(Extracted entries):

------------------------

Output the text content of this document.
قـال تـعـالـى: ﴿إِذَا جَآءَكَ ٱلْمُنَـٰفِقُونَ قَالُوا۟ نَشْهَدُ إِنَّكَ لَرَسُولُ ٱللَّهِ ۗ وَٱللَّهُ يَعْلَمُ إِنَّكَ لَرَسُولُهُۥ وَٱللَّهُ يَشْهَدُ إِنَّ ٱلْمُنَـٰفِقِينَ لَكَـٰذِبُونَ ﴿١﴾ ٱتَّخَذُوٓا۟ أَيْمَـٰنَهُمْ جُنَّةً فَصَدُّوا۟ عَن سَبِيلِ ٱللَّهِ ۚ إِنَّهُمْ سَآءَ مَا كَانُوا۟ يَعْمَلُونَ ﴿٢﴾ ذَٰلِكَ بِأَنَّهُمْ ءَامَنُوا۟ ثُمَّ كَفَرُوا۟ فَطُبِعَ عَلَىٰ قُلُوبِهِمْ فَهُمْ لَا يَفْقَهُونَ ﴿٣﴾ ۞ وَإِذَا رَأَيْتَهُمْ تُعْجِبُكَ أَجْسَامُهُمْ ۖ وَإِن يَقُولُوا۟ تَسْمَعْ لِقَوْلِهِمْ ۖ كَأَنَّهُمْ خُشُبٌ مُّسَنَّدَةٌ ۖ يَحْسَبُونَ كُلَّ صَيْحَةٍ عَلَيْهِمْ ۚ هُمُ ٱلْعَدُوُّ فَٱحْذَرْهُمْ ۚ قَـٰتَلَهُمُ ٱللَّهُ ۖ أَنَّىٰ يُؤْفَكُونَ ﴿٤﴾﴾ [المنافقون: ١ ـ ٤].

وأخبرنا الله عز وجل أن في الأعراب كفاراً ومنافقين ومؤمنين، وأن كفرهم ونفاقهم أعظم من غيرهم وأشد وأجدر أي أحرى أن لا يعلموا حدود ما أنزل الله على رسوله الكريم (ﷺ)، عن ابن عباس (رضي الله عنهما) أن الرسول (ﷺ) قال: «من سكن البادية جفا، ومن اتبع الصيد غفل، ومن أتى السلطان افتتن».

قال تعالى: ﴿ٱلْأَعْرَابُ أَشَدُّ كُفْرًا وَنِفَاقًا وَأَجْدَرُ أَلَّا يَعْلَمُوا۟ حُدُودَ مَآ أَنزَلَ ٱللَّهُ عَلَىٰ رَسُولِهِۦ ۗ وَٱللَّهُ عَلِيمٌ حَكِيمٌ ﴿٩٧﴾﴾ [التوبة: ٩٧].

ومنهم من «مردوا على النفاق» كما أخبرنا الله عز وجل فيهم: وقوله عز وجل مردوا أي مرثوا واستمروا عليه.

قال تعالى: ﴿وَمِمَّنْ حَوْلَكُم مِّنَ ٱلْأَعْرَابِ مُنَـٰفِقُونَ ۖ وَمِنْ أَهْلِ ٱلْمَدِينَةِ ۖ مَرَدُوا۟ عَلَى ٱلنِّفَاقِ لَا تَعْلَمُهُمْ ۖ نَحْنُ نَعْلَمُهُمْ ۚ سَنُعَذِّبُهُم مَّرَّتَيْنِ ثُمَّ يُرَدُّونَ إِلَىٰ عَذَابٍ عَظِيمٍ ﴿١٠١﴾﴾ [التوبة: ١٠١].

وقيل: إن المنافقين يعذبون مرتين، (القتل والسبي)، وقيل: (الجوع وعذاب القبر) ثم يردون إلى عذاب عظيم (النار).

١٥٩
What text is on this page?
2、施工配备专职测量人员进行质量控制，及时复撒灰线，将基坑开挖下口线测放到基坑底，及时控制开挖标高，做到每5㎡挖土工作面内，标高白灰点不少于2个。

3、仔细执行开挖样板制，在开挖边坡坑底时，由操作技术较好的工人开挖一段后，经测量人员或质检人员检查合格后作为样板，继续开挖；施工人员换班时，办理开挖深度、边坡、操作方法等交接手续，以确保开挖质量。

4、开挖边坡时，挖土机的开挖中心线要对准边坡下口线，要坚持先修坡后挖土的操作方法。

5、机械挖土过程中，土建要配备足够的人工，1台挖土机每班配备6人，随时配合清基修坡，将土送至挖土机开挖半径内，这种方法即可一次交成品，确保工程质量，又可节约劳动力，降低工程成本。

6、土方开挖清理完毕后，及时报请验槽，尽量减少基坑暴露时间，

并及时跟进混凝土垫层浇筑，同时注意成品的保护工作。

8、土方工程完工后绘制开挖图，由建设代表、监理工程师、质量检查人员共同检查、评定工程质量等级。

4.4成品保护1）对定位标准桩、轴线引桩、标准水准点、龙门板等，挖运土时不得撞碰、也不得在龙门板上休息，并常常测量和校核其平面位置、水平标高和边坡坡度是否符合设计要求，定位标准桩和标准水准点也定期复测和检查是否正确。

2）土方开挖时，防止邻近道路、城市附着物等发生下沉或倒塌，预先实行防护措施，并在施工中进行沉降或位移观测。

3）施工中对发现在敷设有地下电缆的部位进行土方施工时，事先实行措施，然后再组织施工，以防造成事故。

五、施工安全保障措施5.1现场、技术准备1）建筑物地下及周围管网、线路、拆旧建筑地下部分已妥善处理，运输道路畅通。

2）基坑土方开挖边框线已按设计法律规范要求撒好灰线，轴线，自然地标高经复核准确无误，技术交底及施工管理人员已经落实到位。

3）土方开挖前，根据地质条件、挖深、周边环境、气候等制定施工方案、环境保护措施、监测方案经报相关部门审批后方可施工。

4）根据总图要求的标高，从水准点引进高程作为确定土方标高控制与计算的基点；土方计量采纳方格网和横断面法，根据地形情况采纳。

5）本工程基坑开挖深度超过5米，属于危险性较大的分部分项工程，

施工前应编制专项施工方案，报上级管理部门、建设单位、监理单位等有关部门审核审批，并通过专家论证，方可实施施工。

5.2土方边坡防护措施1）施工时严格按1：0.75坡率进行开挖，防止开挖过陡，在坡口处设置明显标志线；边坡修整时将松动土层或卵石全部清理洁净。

------------------------

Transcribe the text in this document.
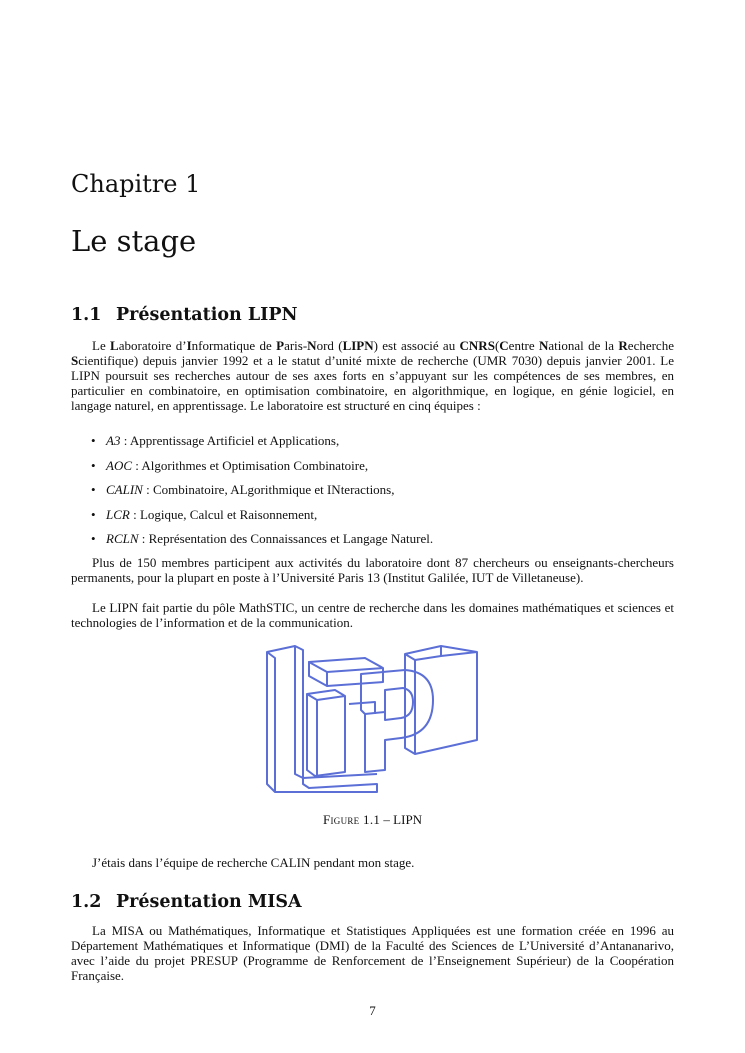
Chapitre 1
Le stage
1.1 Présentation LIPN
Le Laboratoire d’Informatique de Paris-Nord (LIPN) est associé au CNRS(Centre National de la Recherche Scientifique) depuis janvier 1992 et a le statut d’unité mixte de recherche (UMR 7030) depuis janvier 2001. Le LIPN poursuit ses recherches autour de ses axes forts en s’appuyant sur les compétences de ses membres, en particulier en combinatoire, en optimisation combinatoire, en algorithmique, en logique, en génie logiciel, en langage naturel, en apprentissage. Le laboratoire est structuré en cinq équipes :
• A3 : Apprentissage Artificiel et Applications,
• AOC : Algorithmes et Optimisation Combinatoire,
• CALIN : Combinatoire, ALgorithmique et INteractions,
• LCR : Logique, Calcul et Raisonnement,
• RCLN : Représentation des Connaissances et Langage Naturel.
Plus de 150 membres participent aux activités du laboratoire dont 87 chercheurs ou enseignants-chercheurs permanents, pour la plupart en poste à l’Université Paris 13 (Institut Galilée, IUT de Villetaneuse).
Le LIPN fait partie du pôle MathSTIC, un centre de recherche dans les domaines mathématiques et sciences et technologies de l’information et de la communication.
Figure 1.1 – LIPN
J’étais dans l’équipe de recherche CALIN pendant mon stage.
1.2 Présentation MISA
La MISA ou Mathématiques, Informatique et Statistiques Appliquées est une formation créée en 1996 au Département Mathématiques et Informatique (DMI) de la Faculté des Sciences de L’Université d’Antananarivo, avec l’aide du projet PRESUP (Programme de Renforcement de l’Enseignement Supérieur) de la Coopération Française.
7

------------------------

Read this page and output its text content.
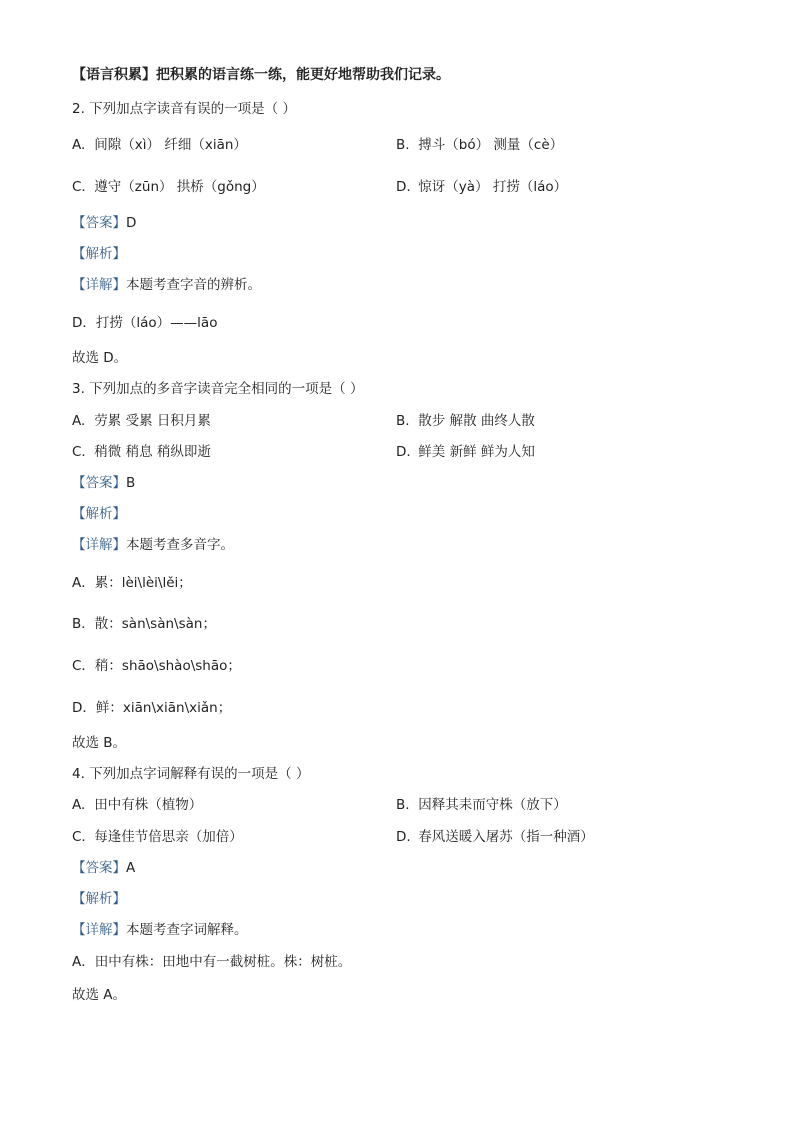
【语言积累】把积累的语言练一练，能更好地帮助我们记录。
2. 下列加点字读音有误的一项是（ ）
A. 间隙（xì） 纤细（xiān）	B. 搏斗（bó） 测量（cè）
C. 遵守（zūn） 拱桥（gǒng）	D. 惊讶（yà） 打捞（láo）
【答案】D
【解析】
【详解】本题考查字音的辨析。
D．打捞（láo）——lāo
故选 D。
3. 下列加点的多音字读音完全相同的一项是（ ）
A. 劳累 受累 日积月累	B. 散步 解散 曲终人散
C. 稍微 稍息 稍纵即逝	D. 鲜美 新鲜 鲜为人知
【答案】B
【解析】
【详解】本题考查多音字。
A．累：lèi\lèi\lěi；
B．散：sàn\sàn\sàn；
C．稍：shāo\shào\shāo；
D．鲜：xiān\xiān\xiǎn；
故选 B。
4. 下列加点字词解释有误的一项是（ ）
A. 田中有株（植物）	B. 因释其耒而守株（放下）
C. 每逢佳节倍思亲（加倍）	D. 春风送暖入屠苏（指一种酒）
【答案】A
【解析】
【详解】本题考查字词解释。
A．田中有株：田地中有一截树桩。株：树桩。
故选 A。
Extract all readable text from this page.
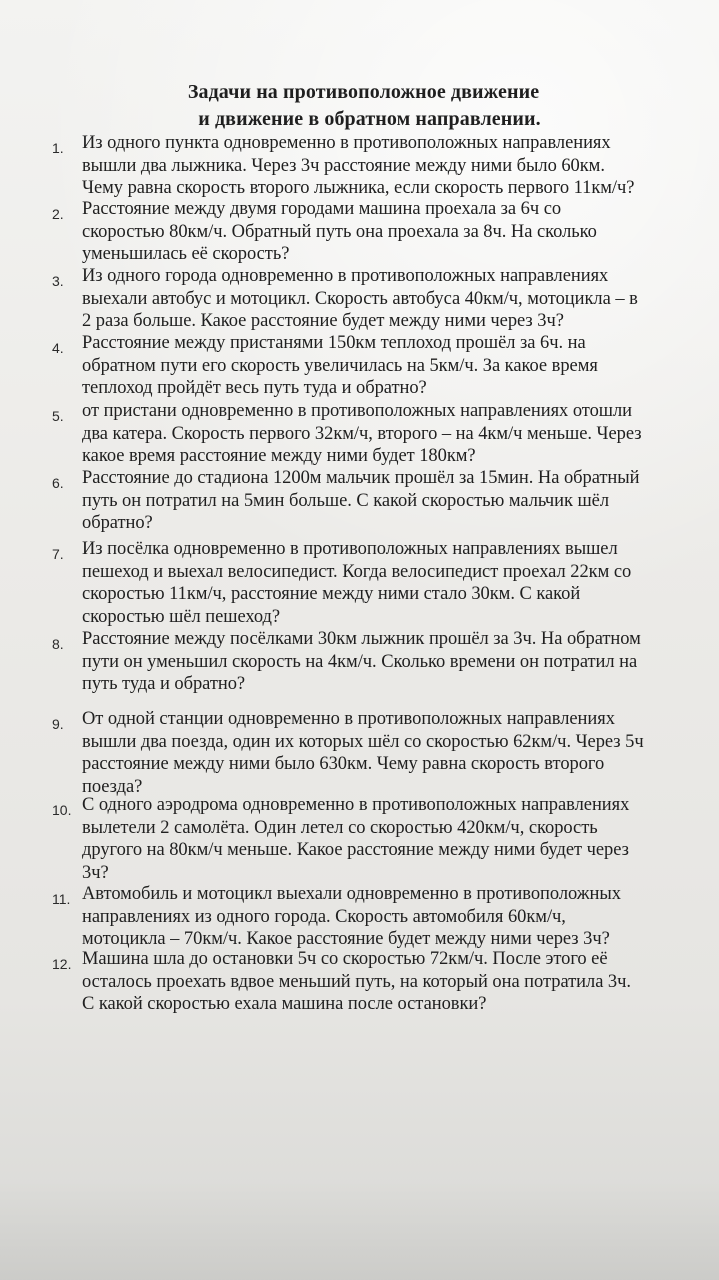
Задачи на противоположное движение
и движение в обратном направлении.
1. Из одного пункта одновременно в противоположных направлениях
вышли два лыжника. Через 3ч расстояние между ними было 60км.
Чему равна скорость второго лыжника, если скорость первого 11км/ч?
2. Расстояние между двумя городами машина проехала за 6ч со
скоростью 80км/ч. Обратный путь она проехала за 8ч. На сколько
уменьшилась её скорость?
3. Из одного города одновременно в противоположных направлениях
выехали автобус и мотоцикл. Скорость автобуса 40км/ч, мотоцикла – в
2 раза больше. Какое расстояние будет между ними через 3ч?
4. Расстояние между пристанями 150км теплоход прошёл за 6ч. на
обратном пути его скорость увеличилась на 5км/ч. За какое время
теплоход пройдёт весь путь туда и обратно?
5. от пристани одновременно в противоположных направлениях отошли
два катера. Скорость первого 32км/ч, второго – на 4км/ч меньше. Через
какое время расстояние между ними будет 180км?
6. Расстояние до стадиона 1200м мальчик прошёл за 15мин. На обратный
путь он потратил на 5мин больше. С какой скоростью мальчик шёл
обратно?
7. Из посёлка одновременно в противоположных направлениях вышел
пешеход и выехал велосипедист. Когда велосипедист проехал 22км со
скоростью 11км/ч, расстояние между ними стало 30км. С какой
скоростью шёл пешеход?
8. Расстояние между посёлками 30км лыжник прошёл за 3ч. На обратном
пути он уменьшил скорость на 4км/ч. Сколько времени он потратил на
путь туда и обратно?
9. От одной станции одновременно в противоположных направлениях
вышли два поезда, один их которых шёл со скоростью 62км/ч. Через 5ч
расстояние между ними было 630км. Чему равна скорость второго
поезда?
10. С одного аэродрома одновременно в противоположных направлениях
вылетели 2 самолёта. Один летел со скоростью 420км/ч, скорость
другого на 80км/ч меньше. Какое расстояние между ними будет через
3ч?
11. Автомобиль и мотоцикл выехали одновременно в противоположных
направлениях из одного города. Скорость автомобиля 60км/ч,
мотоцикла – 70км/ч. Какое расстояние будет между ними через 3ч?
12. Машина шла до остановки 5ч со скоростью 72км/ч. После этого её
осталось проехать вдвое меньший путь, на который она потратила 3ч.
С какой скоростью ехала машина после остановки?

------------------------

(Exercise):
Copy every line from the records above that contains the word "одновременно".

(Solved problem):
1. Из одного пункта одновременно в противоположных направлениях
3. Из одного города одновременно в противоположных направлениях
5. от пристани одновременно в противоположных направлениях отошли
7. Из посёлка одновременно в противоположных направлениях вышел
9. От одной станции одновременно в противоположных направлениях
10. С одного аэродрома одновременно в противоположных направлениях
11. Автомобиль и мотоцикл выехали одновременно в противоположных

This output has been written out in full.